# [Brief]
Give back the full material, exactly as it reads.

Stored data:

——

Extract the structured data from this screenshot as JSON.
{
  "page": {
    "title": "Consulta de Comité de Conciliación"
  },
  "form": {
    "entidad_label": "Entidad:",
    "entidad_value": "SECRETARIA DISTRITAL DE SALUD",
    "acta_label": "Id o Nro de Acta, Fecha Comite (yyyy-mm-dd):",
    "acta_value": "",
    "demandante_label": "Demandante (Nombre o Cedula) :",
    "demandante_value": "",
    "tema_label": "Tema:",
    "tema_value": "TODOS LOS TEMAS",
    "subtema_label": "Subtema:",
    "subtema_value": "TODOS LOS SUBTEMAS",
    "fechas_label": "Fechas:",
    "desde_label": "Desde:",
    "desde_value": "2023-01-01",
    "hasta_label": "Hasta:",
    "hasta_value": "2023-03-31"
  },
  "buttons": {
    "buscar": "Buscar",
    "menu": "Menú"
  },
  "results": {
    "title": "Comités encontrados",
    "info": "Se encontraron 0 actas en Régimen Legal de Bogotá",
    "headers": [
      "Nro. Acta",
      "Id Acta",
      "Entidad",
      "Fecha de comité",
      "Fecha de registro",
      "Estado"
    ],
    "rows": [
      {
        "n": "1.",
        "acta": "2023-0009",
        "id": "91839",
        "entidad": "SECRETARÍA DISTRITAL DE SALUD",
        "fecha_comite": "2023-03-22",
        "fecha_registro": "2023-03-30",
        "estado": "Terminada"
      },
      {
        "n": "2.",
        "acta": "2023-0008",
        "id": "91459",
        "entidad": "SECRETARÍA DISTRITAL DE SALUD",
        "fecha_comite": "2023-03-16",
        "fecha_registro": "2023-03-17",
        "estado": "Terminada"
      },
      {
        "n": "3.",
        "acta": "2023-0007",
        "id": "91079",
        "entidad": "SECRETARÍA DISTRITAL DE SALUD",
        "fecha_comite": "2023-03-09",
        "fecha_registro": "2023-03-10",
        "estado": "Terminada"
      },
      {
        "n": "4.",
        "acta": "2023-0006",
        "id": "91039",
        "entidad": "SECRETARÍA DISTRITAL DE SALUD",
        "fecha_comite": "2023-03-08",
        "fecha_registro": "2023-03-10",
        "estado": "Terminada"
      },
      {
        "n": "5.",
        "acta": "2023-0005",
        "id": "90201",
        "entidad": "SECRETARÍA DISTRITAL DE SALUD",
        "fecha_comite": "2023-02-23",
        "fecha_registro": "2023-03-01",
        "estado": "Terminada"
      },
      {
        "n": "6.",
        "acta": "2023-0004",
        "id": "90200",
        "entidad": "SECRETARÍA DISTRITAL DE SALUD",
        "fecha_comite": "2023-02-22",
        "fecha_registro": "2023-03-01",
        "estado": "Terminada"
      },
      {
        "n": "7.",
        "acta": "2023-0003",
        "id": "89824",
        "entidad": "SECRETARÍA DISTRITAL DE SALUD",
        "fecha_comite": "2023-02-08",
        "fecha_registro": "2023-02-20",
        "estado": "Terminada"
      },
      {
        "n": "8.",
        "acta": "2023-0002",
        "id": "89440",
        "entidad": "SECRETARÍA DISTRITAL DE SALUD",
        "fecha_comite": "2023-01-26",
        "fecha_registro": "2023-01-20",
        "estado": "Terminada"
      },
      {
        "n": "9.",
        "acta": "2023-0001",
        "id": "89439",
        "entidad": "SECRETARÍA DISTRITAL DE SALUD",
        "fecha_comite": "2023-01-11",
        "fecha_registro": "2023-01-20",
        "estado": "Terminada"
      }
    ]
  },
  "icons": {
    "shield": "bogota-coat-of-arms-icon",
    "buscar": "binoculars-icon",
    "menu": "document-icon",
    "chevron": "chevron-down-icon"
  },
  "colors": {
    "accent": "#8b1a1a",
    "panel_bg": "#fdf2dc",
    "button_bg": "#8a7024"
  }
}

——

# [Final result]
Extract the structured data from this screenshot as JSON.
{
  "page": {
    "title": "Consulta de Comité de Conciliación"
  },
  "form": {
    "entidad_label": "Entidad:",
    "entidad_value": "SECRETARIA DISTRITAL DE SALUD",
    "acta_label": "Id o Nro de Acta, Fecha Comite (yyyy-mm-dd):",
    "acta_value": "",
    "demandante_label": "Demandante (Nombre o Cedula) :",
    "demandante_value": "",
    "tema_label": "Tema:",
    "tema_value": "TODOS LOS TEMAS",
    "subtema_label": "Subtema:",
    "subtema_value": "TODOS LOS SUBTEMAS",
    "fechas_label": "Fechas:",
    "desde_label": "Desde:",
    "desde_value": "2023-01-01",
    "hasta_label": "Hasta:",
    "hasta_value": "2023-03-31"
  },
  "buttons": {
    "buscar": "Buscar",
    "menu": "Menú"
  },
  "results": {
    "title": "Comités encontrados",
    "info": "Se encontraron 0 actas en Régimen Legal de Bogotá",
    "headers": [
      "Nro. Acta",
      "Id Acta",
      "Entidad",
      "Fecha de comité",
      "Fecha de registro",
      "Estado"
    ],
    "rows": [
      {
        "n": "1.",
        "acta": "2023-0009",
        "id": "91839",
        "entidad": "SECRETARÍA DISTRITAL DE SALUD",
        "fecha_comite": "2023-03-22",
        "fecha_registro": "2023-03-30",
        "estado": "Terminada"
      },
      {
        "n": "2.",
        "acta": "2023-0008",
        "id": "91459",
        "entidad": "SECRETARÍA DISTRITAL DE SALUD",
        "fecha_comite": "2023-03-16",
        "fecha_registro": "2023-03-17",
        "estado": "Terminada"
      },
      {
        "n": "3.",
        "acta": "2023-0007",
        "id": "91079",
        "entidad": "SECRETARÍA DISTRITAL DE SALUD",
        "fecha_comite": "2023-03-09",
        "fecha_registro": "2023-03-10",
        "estado": "Terminada"
      },
      {
        "n": "4.",
        "acta": "2023-0006",
        "id": "91039",
        "entidad": "SECRETARÍA DISTRITAL DE SALUD",
        "fecha_comite": "2023-03-08",
        "fecha_registro": "2023-03-10",
        "estado": "Terminada"
      },
      {
        "n": "5.",
        "acta": "2023-0005",
        "id": "90201",
        "entidad": "SECRETARÍA DISTRITAL DE SALUD",
        "fecha_comite": "2023-02-23",
        "fecha_registro": "2023-03-01",
        "estado": "Terminada"
      },
      {
        "n": "6.",
        "acta": "2023-0004",
        "id": "90200",
        "entidad": "SECRETARÍA DISTRITAL DE SALUD",
        "fecha_comite": "2023-02-22",
        "fecha_registro": "2023-03-01",
        "estado": "Terminada"
      },
      {
        "n": "7.",
        "acta": "2023-0003",
        "id": "89824",
        "entidad": "SECRETARÍA DISTRITAL DE SALUD",
        "fecha_comite": "2023-02-08",
        "fecha_registro": "2023-02-20",
        "estado": "Terminada"
      },
      {
        "n": "8.",
        "acta": "2023-0002",
        "id": "89440",
        "entidad": "SECRETARÍA DISTRITAL DE SALUD",
        "fecha_comite": "2023-01-26",
        "fecha_registro": "2023-01-20",
        "estado": "Terminada"
      },
      {
        "n": "9.",
        "acta": "2023-0001",
        "id": "89439",
        "entidad": "SECRETARÍA DISTRITAL DE SALUD",
        "fecha_comite": "2023-01-11",
        "fecha_registro": "2023-01-20",
        "estado": "Terminada"
      }
    ]
  },
  "icons": {
    "shield": "bogota-coat-of-arms-icon",
    "buscar": "binoculars-icon",
    "menu": "document-icon",
    "chevron": "chevron-down-icon"
  },
  "colors": {
    "accent": "#8b1a1a",
    "panel_bg": "#fdf2dc",
    "button_bg": "#8a7024"
  }
}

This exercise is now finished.